Directions for this task →
Repeat the material below exactly, with no pictures.

* start Material supplied *

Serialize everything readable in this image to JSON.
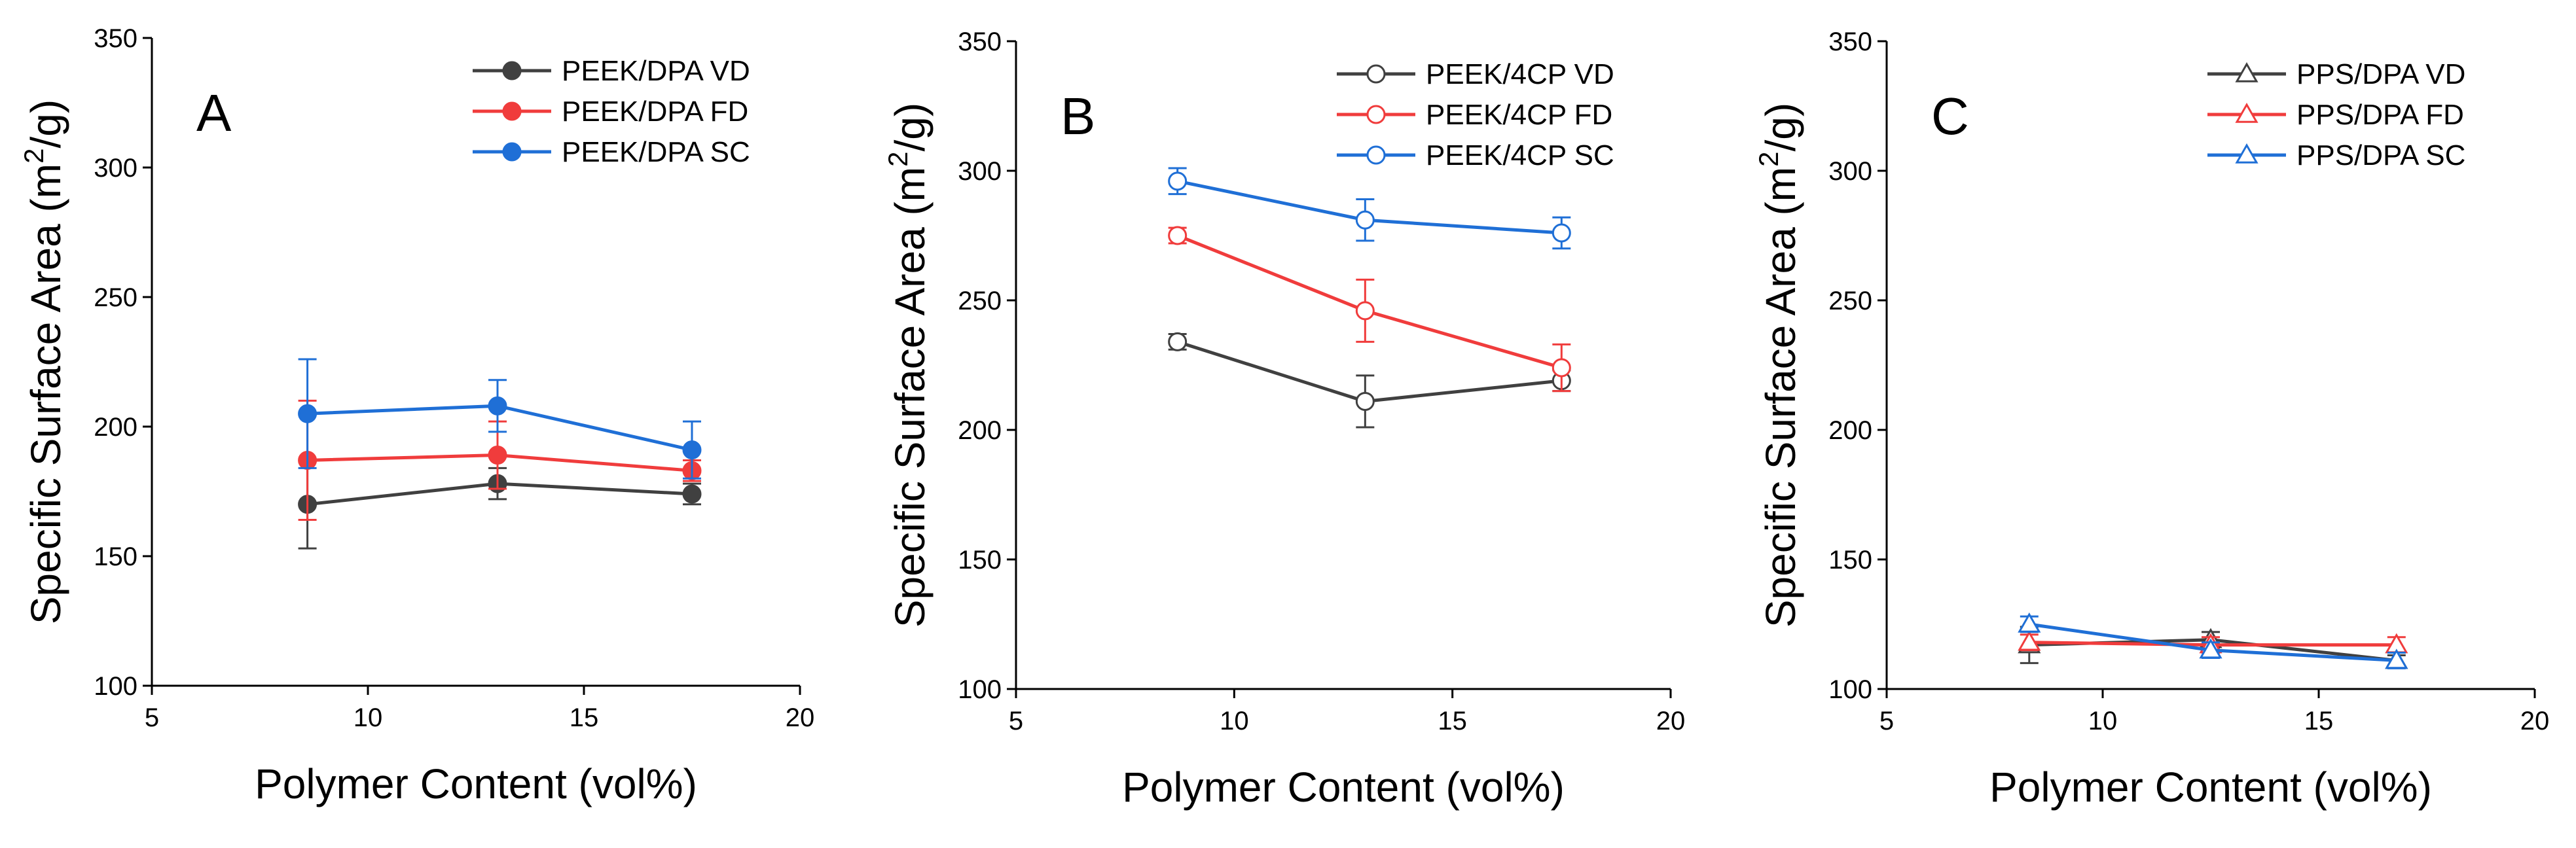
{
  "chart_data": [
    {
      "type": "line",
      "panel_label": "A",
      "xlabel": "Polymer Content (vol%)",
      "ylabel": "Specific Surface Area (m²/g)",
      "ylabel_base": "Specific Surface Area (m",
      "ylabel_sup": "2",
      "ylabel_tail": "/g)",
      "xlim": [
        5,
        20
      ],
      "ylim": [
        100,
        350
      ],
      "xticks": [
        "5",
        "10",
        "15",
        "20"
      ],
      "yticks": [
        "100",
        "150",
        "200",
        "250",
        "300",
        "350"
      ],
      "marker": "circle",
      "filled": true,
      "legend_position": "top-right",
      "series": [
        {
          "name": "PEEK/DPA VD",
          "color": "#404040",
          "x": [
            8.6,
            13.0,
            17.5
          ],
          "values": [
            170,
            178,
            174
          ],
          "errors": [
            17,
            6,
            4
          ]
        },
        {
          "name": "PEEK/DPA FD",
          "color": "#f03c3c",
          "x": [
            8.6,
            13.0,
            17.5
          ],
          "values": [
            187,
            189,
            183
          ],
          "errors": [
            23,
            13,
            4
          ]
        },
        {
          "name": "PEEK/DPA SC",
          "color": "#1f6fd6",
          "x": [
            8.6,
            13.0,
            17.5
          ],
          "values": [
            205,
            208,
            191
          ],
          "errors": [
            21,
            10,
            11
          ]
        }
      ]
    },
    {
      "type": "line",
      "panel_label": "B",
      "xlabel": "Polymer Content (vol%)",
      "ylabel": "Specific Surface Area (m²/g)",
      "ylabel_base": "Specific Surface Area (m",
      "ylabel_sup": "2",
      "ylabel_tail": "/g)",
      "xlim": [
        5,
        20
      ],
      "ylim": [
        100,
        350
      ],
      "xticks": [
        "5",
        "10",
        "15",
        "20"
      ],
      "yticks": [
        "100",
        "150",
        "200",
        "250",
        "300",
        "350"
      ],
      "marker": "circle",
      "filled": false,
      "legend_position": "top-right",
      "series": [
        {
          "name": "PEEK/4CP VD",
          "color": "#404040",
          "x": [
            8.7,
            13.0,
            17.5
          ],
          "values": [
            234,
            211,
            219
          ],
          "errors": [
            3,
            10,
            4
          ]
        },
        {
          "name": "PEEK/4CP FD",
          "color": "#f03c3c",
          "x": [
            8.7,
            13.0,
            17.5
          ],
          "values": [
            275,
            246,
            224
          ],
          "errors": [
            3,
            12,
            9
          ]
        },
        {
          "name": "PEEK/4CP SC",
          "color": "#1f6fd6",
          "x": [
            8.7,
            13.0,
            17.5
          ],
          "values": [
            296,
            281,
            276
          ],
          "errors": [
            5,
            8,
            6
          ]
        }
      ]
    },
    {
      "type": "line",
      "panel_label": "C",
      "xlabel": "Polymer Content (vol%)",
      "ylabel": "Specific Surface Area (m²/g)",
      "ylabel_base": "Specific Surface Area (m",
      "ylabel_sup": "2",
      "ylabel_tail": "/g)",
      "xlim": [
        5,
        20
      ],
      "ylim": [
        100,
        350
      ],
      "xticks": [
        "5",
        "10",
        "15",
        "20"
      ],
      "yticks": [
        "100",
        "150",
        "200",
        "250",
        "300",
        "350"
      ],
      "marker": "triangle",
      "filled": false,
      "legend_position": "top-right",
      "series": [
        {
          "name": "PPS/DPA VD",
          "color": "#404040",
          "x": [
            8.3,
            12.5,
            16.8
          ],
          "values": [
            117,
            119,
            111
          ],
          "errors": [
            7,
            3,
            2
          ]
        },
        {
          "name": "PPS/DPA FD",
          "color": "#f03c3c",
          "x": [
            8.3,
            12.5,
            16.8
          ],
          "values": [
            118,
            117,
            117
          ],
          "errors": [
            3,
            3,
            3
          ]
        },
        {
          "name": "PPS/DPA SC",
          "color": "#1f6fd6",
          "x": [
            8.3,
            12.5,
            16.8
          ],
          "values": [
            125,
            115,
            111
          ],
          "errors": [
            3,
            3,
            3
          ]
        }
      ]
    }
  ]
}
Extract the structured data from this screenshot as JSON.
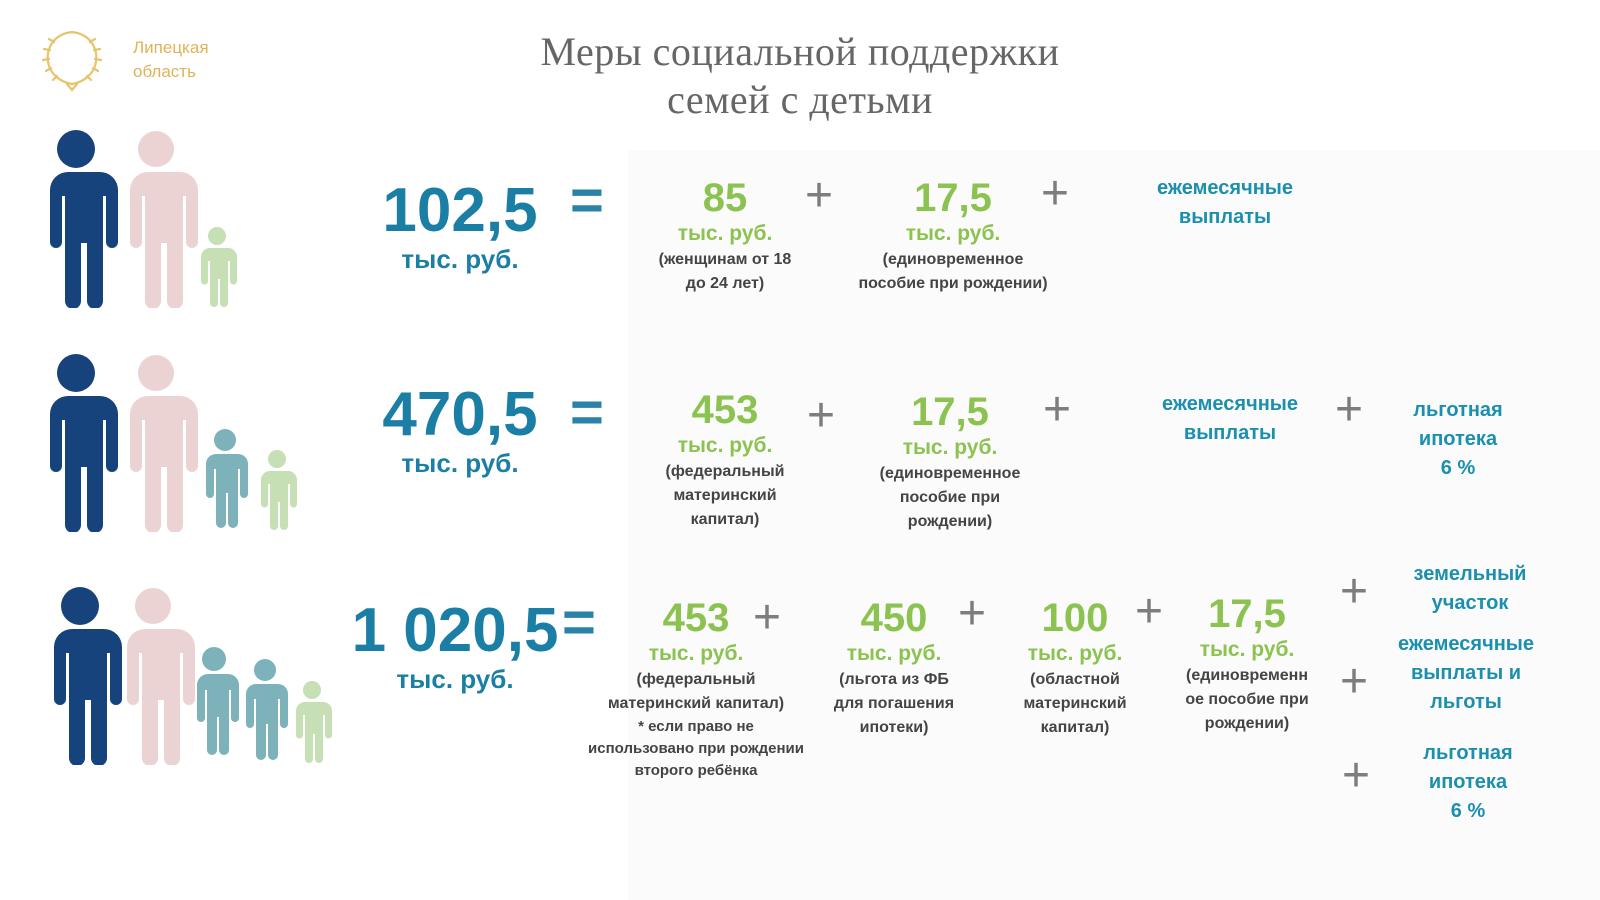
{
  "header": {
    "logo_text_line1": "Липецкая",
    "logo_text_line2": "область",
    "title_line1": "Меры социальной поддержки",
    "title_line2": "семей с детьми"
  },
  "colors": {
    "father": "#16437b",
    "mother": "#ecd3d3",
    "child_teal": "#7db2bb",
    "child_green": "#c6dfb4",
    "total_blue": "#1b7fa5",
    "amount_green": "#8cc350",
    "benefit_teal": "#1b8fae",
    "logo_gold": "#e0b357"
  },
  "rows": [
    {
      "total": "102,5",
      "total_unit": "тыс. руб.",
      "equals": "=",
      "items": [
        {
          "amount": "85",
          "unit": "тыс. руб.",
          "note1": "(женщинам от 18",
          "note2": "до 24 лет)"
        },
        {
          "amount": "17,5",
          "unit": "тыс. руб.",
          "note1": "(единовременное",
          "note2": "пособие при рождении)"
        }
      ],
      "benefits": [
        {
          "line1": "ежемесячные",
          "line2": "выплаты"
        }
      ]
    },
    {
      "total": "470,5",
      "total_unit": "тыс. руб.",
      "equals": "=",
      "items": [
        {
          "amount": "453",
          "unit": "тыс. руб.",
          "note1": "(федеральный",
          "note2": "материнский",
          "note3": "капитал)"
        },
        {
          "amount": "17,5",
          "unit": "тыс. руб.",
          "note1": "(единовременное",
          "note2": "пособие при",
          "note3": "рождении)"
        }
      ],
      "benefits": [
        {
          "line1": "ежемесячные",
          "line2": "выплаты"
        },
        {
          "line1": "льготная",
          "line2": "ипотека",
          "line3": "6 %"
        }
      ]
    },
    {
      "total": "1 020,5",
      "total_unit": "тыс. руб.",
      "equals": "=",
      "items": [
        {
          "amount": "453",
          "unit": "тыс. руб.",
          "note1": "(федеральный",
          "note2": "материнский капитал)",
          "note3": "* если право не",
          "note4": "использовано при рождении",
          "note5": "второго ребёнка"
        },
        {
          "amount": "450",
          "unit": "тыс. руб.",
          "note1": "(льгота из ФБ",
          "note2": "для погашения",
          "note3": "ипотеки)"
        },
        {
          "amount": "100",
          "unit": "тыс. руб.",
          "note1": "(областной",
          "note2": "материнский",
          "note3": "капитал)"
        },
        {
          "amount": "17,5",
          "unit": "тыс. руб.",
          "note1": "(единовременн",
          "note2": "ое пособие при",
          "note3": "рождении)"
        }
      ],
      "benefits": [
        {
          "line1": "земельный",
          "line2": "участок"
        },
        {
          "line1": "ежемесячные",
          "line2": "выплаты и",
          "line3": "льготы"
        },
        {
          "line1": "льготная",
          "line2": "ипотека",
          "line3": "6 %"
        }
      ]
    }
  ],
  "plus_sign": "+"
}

* end Material supplied *

Completed task →
Serialize everything readable in this image to JSON.
{
  "chart_data": [
    {
      "type": "line",
      "panel_label": "A",
      "xlabel": "Polymer Content (vol%)",
      "ylabel": "Specific Surface Area (m²/g)",
      "ylabel_base": "Specific Surface Area (m",
      "ylabel_sup": "2",
      "ylabel_tail": "/g)",
      "xlim": [
        5,
        20
      ],
      "ylim": [
        100,
        350
      ],
      "xticks": [
        "5",
        "10",
        "15",
        "20"
      ],
      "yticks": [
        "100",
        "150",
        "200",
        "250",
        "300",
        "350"
      ],
      "marker": "circle",
      "filled": true,
      "legend_position": "top-right",
      "series": [
        {
          "name": "PEEK/DPA VD",
          "color": "#404040",
          "x": [
            8.6,
            13.0,
            17.5
          ],
          "values": [
            170,
            178,
            174
          ],
          "errors": [
            17,
            6,
            4
          ]
        },
        {
          "name": "PEEK/DPA FD",
          "color": "#f03c3c",
          "x": [
            8.6,
            13.0,
            17.5
          ],
          "values": [
            187,
            189,
            183
          ],
          "errors": [
            23,
            13,
            4
          ]
        },
        {
          "name": "PEEK/DPA SC",
          "color": "#1f6fd6",
          "x": [
            8.6,
            13.0,
            17.5
          ],
          "values": [
            205,
            208,
            191
          ],
          "errors": [
            21,
            10,
            11
          ]
        }
      ]
    },
    {
      "type": "line",
      "panel_label": "B",
      "xlabel": "Polymer Content (vol%)",
      "ylabel": "Specific Surface Area (m²/g)",
      "ylabel_base": "Specific Surface Area (m",
      "ylabel_sup": "2",
      "ylabel_tail": "/g)",
      "xlim": [
        5,
        20
      ],
      "ylim": [
        100,
        350
      ],
      "xticks": [
        "5",
        "10",
        "15",
        "20"
      ],
      "yticks": [
        "100",
        "150",
        "200",
        "250",
        "300",
        "350"
      ],
      "marker": "circle",
      "filled": false,
      "legend_position": "top-right",
      "series": [
        {
          "name": "PEEK/4CP VD",
          "color": "#404040",
          "x": [
            8.7,
            13.0,
            17.5
          ],
          "values": [
            234,
            211,
            219
          ],
          "errors": [
            3,
            10,
            4
          ]
        },
        {
          "name": "PEEK/4CP FD",
          "color": "#f03c3c",
          "x": [
            8.7,
            13.0,
            17.5
          ],
          "values": [
            275,
            246,
            224
          ],
          "errors": [
            3,
            12,
            9
          ]
        },
        {
          "name": "PEEK/4CP SC",
          "color": "#1f6fd6",
          "x": [
            8.7,
            13.0,
            17.5
          ],
          "values": [
            296,
            281,
            276
          ],
          "errors": [
            5,
            8,
            6
          ]
        }
      ]
    },
    {
      "type": "line",
      "panel_label": "C",
      "xlabel": "Polymer Content (vol%)",
      "ylabel": "Specific Surface Area (m²/g)",
      "ylabel_base": "Specific Surface Area (m",
      "ylabel_sup": "2",
      "ylabel_tail": "/g)",
      "xlim": [
        5,
        20
      ],
      "ylim": [
        100,
        350
      ],
      "xticks": [
        "5",
        "10",
        "15",
        "20"
      ],
      "yticks": [
        "100",
        "150",
        "200",
        "250",
        "300",
        "350"
      ],
      "marker": "triangle",
      "filled": false,
      "legend_position": "top-right",
      "series": [
        {
          "name": "PPS/DPA VD",
          "color": "#404040",
          "x": [
            8.3,
            12.5,
            16.8
          ],
          "values": [
            117,
            119,
            111
          ],
          "errors": [
            7,
            3,
            2
          ]
        },
        {
          "name": "PPS/DPA FD",
          "color": "#f03c3c",
          "x": [
            8.3,
            12.5,
            16.8
          ],
          "values": [
            118,
            117,
            117
          ],
          "errors": [
            3,
            3,
            3
          ]
        },
        {
          "name": "PPS/DPA SC",
          "color": "#1f6fd6",
          "x": [
            8.3,
            12.5,
            16.8
          ],
          "values": [
            125,
            115,
            111
          ],
          "errors": [
            3,
            3,
            3
          ]
        }
      ]
    }
  ]
}
Extract the structured data from this screenshot as JSON.
{
  "header": {
    "logo_text_line1": "Липецкая",
    "logo_text_line2": "область",
    "title_line1": "Меры социальной поддержки",
    "title_line2": "семей с детьми"
  },
  "colors": {
    "father": "#16437b",
    "mother": "#ecd3d3",
    "child_teal": "#7db2bb",
    "child_green": "#c6dfb4",
    "total_blue": "#1b7fa5",
    "amount_green": "#8cc350",
    "benefit_teal": "#1b8fae",
    "logo_gold": "#e0b357"
  },
  "rows": [
    {
      "total": "102,5",
      "total_unit": "тыс. руб.",
      "equals": "=",
      "items": [
        {
          "amount": "85",
          "unit": "тыс. руб.",
          "note1": "(женщинам от 18",
          "note2": "до 24 лет)"
        },
        {
          "amount": "17,5",
          "unit": "тыс. руб.",
          "note1": "(единовременное",
          "note2": "пособие при рождении)"
        }
      ],
      "benefits": [
        {
          "line1": "ежемесячные",
          "line2": "выплаты"
        }
      ]
    },
    {
      "total": "470,5",
      "total_unit": "тыс. руб.",
      "equals": "=",
      "items": [
        {
          "amount": "453",
          "unit": "тыс. руб.",
          "note1": "(федеральный",
          "note2": "материнский",
          "note3": "капитал)"
        },
        {
          "amount": "17,5",
          "unit": "тыс. руб.",
          "note1": "(единовременное",
          "note2": "пособие при",
          "note3": "рождении)"
        }
      ],
      "benefits": [
        {
          "line1": "ежемесячные",
          "line2": "выплаты"
        },
        {
          "line1": "льготная",
          "line2": "ипотека",
          "line3": "6 %"
        }
      ]
    },
    {
      "total": "1 020,5",
      "total_unit": "тыс. руб.",
      "equals": "=",
      "items": [
        {
          "amount": "453",
          "unit": "тыс. руб.",
          "note1": "(федеральный",
          "note2": "материнский капитал)",
          "note3": "* если право не",
          "note4": "использовано при рождении",
          "note5": "второго ребёнка"
        },
        {
          "amount": "450",
          "unit": "тыс. руб.",
          "note1": "(льгота из ФБ",
          "note2": "для погашения",
          "note3": "ипотеки)"
        },
        {
          "amount": "100",
          "unit": "тыс. руб.",
          "note1": "(областной",
          "note2": "материнский",
          "note3": "капитал)"
        },
        {
          "amount": "17,5",
          "unit": "тыс. руб.",
          "note1": "(единовременн",
          "note2": "ое пособие при",
          "note3": "рождении)"
        }
      ],
      "benefits": [
        {
          "line1": "земельный",
          "line2": "участок"
        },
        {
          "line1": "ежемесячные",
          "line2": "выплаты и",
          "line3": "льготы"
        },
        {
          "line1": "льготная",
          "line2": "ипотека",
          "line3": "6 %"
        }
      ]
    }
  ],
  "plus_sign": "+"
}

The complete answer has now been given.